>> START
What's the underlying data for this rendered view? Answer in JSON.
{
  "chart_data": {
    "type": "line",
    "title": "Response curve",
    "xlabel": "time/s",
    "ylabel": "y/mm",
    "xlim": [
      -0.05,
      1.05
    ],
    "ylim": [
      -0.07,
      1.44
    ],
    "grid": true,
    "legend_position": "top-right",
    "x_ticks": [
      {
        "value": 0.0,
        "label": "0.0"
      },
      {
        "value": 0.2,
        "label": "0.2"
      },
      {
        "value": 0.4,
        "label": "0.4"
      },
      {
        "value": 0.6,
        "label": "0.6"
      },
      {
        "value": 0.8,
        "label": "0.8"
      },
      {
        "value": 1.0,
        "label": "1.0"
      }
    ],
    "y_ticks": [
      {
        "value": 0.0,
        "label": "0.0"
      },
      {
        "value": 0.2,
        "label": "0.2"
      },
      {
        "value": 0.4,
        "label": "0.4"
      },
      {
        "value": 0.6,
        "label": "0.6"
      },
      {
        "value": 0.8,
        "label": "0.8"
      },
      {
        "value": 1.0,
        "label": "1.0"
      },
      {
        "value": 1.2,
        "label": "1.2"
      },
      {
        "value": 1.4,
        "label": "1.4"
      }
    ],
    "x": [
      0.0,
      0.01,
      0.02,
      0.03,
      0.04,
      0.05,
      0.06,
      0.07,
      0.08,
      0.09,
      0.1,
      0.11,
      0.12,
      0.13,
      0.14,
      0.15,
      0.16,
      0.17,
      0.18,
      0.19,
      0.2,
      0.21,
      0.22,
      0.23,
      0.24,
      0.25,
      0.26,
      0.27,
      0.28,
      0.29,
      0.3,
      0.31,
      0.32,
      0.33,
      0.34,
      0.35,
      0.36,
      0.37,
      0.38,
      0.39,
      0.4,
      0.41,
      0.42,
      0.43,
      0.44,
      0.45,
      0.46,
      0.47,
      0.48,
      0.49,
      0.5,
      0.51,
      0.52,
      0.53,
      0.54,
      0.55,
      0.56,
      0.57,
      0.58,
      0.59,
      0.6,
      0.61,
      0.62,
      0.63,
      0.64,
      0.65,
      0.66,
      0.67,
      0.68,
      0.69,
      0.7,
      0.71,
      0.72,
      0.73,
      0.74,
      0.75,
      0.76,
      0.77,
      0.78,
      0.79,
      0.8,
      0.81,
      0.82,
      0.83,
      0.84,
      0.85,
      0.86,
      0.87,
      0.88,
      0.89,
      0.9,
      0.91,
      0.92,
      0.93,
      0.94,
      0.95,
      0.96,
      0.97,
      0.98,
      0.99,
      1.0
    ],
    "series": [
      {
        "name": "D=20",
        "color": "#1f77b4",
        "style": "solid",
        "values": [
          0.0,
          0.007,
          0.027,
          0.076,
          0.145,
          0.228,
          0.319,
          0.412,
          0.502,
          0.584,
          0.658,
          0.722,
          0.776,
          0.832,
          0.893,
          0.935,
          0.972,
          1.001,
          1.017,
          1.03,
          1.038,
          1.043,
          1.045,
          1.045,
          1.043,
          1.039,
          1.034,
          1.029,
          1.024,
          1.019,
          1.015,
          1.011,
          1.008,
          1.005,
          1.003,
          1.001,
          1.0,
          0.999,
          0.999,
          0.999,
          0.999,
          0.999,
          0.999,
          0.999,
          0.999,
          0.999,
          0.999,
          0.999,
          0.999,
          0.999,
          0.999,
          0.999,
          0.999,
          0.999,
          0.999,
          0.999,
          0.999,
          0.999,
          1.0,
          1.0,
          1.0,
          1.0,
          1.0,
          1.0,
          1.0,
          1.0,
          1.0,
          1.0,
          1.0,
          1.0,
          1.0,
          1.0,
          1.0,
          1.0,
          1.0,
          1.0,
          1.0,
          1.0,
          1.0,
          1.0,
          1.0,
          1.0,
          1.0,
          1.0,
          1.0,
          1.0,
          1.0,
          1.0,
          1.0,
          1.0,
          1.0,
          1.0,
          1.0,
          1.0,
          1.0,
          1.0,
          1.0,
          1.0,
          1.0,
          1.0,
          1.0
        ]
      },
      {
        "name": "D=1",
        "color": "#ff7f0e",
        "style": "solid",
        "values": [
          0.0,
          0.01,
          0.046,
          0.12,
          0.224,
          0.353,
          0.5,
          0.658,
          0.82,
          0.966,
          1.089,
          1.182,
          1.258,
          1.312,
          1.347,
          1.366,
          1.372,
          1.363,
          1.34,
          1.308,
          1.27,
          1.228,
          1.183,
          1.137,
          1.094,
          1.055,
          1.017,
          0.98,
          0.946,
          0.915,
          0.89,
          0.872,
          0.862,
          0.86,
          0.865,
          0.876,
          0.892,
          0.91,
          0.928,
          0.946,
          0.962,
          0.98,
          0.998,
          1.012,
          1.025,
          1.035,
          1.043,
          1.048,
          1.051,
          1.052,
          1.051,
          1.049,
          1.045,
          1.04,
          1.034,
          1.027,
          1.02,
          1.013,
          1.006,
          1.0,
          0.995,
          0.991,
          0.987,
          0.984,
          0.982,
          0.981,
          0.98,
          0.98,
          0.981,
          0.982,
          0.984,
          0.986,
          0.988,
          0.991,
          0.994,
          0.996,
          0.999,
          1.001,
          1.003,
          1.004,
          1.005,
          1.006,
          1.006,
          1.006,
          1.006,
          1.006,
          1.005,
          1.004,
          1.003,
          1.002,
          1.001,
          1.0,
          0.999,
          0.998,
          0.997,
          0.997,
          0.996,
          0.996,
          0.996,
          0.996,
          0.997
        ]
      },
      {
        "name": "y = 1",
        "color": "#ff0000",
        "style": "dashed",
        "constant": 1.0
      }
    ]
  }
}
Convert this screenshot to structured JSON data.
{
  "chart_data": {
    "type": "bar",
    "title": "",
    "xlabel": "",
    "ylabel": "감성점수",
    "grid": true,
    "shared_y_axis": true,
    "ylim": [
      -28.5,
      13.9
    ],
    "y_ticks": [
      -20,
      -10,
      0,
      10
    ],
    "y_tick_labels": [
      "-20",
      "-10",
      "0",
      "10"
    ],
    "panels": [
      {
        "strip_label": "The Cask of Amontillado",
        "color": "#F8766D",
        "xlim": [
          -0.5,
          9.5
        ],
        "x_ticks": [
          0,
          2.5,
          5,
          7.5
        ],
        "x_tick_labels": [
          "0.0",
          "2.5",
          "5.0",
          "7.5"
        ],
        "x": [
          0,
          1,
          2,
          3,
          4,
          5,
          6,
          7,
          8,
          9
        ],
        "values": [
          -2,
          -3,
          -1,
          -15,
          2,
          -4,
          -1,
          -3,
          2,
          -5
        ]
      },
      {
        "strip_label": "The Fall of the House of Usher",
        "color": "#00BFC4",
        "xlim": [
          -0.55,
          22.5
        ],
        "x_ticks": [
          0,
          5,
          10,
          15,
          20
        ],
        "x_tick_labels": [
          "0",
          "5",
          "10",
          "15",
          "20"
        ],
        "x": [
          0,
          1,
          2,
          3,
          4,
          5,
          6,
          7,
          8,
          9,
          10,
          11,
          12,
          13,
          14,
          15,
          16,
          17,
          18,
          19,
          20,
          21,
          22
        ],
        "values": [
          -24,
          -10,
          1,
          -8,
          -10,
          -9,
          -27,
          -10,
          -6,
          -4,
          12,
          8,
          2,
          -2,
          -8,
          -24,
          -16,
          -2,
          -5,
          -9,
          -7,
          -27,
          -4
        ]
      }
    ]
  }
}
>> END
Your task is to quote the listing above word for word.

What's the underlying data for this rendered view? Answer in JSON.
{
  "chart_data": {
    "type": "line",
    "title": "Response curve",
    "xlabel": "time/s",
    "ylabel": "y/mm",
    "xlim": [
      -0.05,
      1.05
    ],
    "ylim": [
      -0.07,
      1.44
    ],
    "grid": true,
    "legend_position": "top-right",
    "x_ticks": [
      {
        "value": 0.0,
        "label": "0.0"
      },
      {
        "value": 0.2,
        "label": "0.2"
      },
      {
        "value": 0.4,
        "label": "0.4"
      },
      {
        "value": 0.6,
        "label": "0.6"
      },
      {
        "value": 0.8,
        "label": "0.8"
      },
      {
        "value": 1.0,
        "label": "1.0"
      }
    ],
    "y_ticks": [
      {
        "value": 0.0,
        "label": "0.0"
      },
      {
        "value": 0.2,
        "label": "0.2"
      },
      {
        "value": 0.4,
        "label": "0.4"
      },
      {
        "value": 0.6,
        "label": "0.6"
      },
      {
        "value": 0.8,
        "label": "0.8"
      },
      {
        "value": 1.0,
        "label": "1.0"
      },
      {
        "value": 1.2,
        "label": "1.2"
      },
      {
        "value": 1.4,
        "label": "1.4"
      }
    ],
    "x": [
      0.0,
      0.01,
      0.02,
      0.03,
      0.04,
      0.05,
      0.06,
      0.07,
      0.08,
      0.09,
      0.1,
      0.11,
      0.12,
      0.13,
      0.14,
      0.15,
      0.16,
      0.17,
      0.18,
      0.19,
      0.2,
      0.21,
      0.22,
      0.23,
      0.24,
      0.25,
      0.26,
      0.27,
      0.28,
      0.29,
      0.3,
      0.31,
      0.32,
      0.33,
      0.34,
      0.35,
      0.36,
      0.37,
      0.38,
      0.39,
      0.4,
      0.41,
      0.42,
      0.43,
      0.44,
      0.45,
      0.46,
      0.47,
      0.48,
      0.49,
      0.5,
      0.51,
      0.52,
      0.53,
      0.54,
      0.55,
      0.56,
      0.57,
      0.58,
      0.59,
      0.6,
      0.61,
      0.62,
      0.63,
      0.64,
      0.65,
      0.66,
      0.67,
      0.68,
      0.69,
      0.7,
      0.71,
      0.72,
      0.73,
      0.74,
      0.75,
      0.76,
      0.77,
      0.78,
      0.79,
      0.8,
      0.81,
      0.82,
      0.83,
      0.84,
      0.85,
      0.86,
      0.87,
      0.88,
      0.89,
      0.9,
      0.91,
      0.92,
      0.93,
      0.94,
      0.95,
      0.96,
      0.97,
      0.98,
      0.99,
      1.0
    ],
    "series": [
      {
        "name": "D=20",
        "color": "#1f77b4",
        "style": "solid",
        "values": [
          0.0,
          0.007,
          0.027,
          0.076,
          0.145,
          0.228,
          0.319,
          0.412,
          0.502,
          0.584,
          0.658,
          0.722,
          0.776,
          0.832,
          0.893,
          0.935,
          0.972,
          1.001,
          1.017,
          1.03,
          1.038,
          1.043,
          1.045,
          1.045,
          1.043,
          1.039,
          1.034,
          1.029,
          1.024,
          1.019,
          1.015,
          1.011,
          1.008,
          1.005,
          1.003,
          1.001,
          1.0,
          0.999,
          0.999,
          0.999,
          0.999,
          0.999,
          0.999,
          0.999,
          0.999,
          0.999,
          0.999,
          0.999,
          0.999,
          0.999,
          0.999,
          0.999,
          0.999,
          0.999,
          0.999,
          0.999,
          0.999,
          0.999,
          1.0,
          1.0,
          1.0,
          1.0,
          1.0,
          1.0,
          1.0,
          1.0,
          1.0,
          1.0,
          1.0,
          1.0,
          1.0,
          1.0,
          1.0,
          1.0,
          1.0,
          1.0,
          1.0,
          1.0,
          1.0,
          1.0,
          1.0,
          1.0,
          1.0,
          1.0,
          1.0,
          1.0,
          1.0,
          1.0,
          1.0,
          1.0,
          1.0,
          1.0,
          1.0,
          1.0,
          1.0,
          1.0,
          1.0,
          1.0,
          1.0,
          1.0,
          1.0
        ]
      },
      {
        "name": "D=1",
        "color": "#ff7f0e",
        "style": "solid",
        "values": [
          0.0,
          0.01,
          0.046,
          0.12,
          0.224,
          0.353,
          0.5,
          0.658,
          0.82,
          0.966,
          1.089,
          1.182,
          1.258,
          1.312,
          1.347,
          1.366,
          1.372,
          1.363,
          1.34,
          1.308,
          1.27,
          1.228,
          1.183,
          1.137,
          1.094,
          1.055,
          1.017,
          0.98,
          0.946,
          0.915,
          0.89,
          0.872,
          0.862,
          0.86,
          0.865,
          0.876,
          0.892,
          0.91,
          0.928,
          0.946,
          0.962,
          0.98,
          0.998,
          1.012,
          1.025,
          1.035,
          1.043,
          1.048,
          1.051,
          1.052,
          1.051,
          1.049,
          1.045,
          1.04,
          1.034,
          1.027,
          1.02,
          1.013,
          1.006,
          1.0,
          0.995,
          0.991,
          0.987,
          0.984,
          0.982,
          0.981,
          0.98,
          0.98,
          0.981,
          0.982,
          0.984,
          0.986,
          0.988,
          0.991,
          0.994,
          0.996,
          0.999,
          1.001,
          1.003,
          1.004,
          1.005,
          1.006,
          1.006,
          1.006,
          1.006,
          1.006,
          1.005,
          1.004,
          1.003,
          1.002,
          1.001,
          1.0,
          0.999,
          0.998,
          0.997,
          0.997,
          0.996,
          0.996,
          0.996,
          0.996,
          0.997
        ]
      },
      {
        "name": "y = 1",
        "color": "#ff0000",
        "style": "dashed",
        "constant": 1.0
      }
    ]
  }
}
Convert this screenshot to structured JSON data.
{
  "chart_data": {
    "type": "bar",
    "title": "",
    "xlabel": "",
    "ylabel": "감성점수",
    "grid": true,
    "shared_y_axis": true,
    "ylim": [
      -28.5,
      13.9
    ],
    "y_ticks": [
      -20,
      -10,
      0,
      10
    ],
    "y_tick_labels": [
      "-20",
      "-10",
      "0",
      "10"
    ],
    "panels": [
      {
        "strip_label": "The Cask of Amontillado",
        "color": "#F8766D",
        "xlim": [
          -0.5,
          9.5
        ],
        "x_ticks": [
          0,
          2.5,
          5,
          7.5
        ],
        "x_tick_labels": [
          "0.0",
          "2.5",
          "5.0",
          "7.5"
        ],
        "x": [
          0,
          1,
          2,
          3,
          4,
          5,
          6,
          7,
          8,
          9
        ],
        "values": [
          -2,
          -3,
          -1,
          -15,
          2,
          -4,
          -1,
          -3,
          2,
          -5
        ]
      },
      {
        "strip_label": "The Fall of the House of Usher",
        "color": "#00BFC4",
        "xlim": [
          -0.55,
          22.5
        ],
        "x_ticks": [
          0,
          5,
          10,
          15,
          20
        ],
        "x_tick_labels": [
          "0",
          "5",
          "10",
          "15",
          "20"
        ],
        "x": [
          0,
          1,
          2,
          3,
          4,
          5,
          6,
          7,
          8,
          9,
          10,
          11,
          12,
          13,
          14,
          15,
          16,
          17,
          18,
          19,
          20,
          21,
          22
        ],
        "values": [
          -24,
          -10,
          1,
          -8,
          -10,
          -9,
          -27,
          -10,
          -6,
          -4,
          12,
          8,
          2,
          -2,
          -8,
          -24,
          -16,
          -2,
          -5,
          -9,
          -7,
          -27,
          -4
        ]
      }
    ]
  }
}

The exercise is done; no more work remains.